TASK TO CARRY OUT »
Each line of the listing that contains the word "Figure" is to be copied.

Items from a data source »

· · ·

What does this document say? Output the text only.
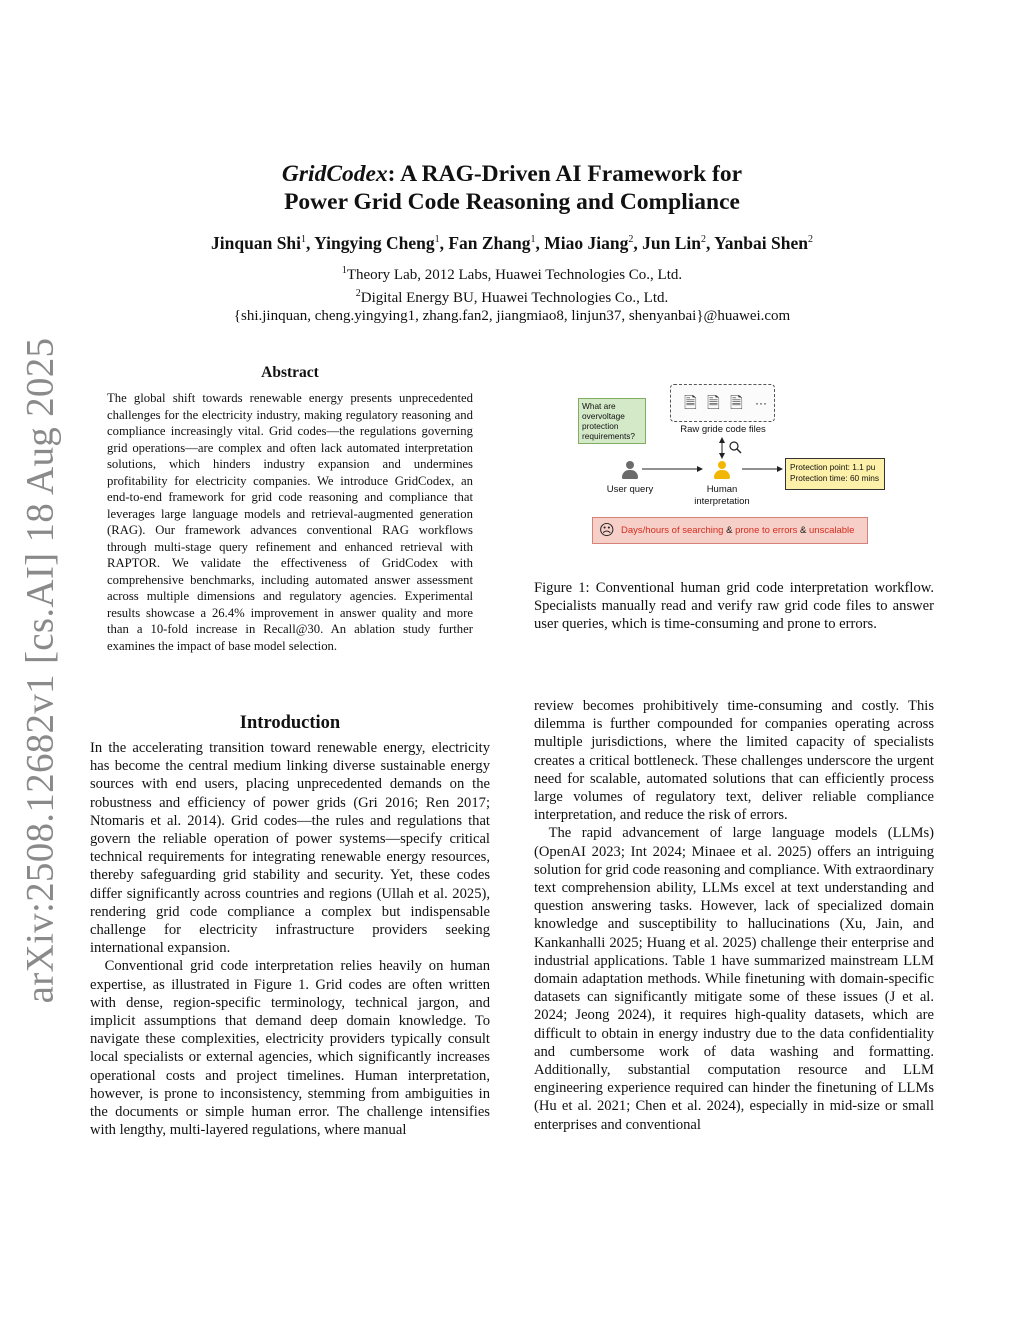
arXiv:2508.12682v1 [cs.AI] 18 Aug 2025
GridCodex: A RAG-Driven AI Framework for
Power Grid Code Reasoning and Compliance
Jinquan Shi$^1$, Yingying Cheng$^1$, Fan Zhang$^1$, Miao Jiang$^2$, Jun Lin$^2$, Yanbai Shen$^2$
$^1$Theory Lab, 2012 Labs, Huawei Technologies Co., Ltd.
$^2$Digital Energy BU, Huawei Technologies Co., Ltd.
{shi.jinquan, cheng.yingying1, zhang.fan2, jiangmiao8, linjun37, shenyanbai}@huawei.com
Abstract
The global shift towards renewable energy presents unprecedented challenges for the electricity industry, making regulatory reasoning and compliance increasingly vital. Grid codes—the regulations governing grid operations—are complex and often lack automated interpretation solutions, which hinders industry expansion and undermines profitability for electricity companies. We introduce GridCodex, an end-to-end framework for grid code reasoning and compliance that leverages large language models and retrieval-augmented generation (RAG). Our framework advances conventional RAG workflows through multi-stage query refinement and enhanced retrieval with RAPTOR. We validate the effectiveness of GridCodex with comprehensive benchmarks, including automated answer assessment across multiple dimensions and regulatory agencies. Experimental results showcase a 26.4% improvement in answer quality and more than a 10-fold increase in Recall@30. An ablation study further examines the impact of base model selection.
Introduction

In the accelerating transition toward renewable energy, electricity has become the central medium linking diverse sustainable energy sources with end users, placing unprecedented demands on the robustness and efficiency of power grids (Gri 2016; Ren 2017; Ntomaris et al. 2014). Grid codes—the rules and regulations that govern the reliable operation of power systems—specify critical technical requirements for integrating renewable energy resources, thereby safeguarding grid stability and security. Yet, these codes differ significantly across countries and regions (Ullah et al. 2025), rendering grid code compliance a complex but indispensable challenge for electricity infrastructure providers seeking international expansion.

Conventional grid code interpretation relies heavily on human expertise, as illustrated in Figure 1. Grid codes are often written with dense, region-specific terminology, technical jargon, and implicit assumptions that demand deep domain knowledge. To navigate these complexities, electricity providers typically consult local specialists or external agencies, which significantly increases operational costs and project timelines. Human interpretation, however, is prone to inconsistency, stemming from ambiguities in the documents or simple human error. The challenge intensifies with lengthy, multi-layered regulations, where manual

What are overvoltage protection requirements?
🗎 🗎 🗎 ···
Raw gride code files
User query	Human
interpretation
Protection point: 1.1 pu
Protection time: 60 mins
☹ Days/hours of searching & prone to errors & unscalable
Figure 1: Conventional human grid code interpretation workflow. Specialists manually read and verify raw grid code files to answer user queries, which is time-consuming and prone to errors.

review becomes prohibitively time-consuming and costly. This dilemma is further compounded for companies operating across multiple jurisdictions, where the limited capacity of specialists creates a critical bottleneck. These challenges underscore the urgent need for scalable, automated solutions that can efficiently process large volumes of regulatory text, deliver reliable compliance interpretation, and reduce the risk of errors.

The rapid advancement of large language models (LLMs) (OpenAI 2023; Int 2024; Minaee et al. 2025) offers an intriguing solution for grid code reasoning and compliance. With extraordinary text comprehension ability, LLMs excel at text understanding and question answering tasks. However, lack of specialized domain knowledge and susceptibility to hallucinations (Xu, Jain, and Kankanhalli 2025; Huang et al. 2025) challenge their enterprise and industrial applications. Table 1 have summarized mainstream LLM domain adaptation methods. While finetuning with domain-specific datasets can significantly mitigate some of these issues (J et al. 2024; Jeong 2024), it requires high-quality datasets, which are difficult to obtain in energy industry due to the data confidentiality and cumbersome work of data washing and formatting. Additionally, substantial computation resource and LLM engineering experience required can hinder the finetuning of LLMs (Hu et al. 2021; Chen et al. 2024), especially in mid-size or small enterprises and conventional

· · ·

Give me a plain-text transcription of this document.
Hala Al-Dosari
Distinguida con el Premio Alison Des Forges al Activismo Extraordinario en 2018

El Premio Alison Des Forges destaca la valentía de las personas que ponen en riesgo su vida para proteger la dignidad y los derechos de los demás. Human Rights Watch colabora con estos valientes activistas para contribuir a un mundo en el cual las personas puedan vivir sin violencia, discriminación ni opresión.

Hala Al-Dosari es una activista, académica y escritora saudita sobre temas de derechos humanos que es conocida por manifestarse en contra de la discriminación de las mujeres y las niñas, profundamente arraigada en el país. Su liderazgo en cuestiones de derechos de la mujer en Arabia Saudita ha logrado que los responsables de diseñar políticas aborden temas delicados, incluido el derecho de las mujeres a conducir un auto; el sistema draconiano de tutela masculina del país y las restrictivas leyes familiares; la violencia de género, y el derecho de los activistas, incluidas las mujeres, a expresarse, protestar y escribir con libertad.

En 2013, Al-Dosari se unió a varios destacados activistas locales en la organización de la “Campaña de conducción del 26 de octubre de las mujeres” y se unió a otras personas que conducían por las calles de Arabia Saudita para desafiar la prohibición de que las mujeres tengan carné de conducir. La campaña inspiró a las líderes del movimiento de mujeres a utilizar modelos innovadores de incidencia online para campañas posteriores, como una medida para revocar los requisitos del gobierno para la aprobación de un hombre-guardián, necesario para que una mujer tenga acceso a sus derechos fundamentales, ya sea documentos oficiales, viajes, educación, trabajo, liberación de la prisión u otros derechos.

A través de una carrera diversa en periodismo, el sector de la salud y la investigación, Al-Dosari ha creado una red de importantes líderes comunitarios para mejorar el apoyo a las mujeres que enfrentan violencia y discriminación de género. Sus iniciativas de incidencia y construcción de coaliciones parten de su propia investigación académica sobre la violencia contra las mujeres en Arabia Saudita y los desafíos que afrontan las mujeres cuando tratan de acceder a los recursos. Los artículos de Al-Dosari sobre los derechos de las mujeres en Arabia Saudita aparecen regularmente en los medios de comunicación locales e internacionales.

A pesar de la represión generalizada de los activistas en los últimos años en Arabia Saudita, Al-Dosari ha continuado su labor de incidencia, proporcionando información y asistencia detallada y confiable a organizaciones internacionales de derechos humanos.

· · ·

REPLY »
Conventional grid code interpretation relies heavily on human expertise, as illustrated in Figure 1. Grid codes are often written with dense, region-specific terminology, technical jargon, and implicit assumptions that demand deep domain knowledge. To navigate these complexities, electricity providers typically consult local specialists or external agencies, which significantly increases operational costs and project timelines. Human interpretation, however, is prone to inconsistency, stemming from ambiguities in the documents or simple human error. The challenge intensifies with lengthy, multi-layered regulations, where manual
Figure 1: Conventional human grid code interpretation workflow. Specialists manually read and verify raw grid code files to answer user queries, which is time-consuming and prone to errors.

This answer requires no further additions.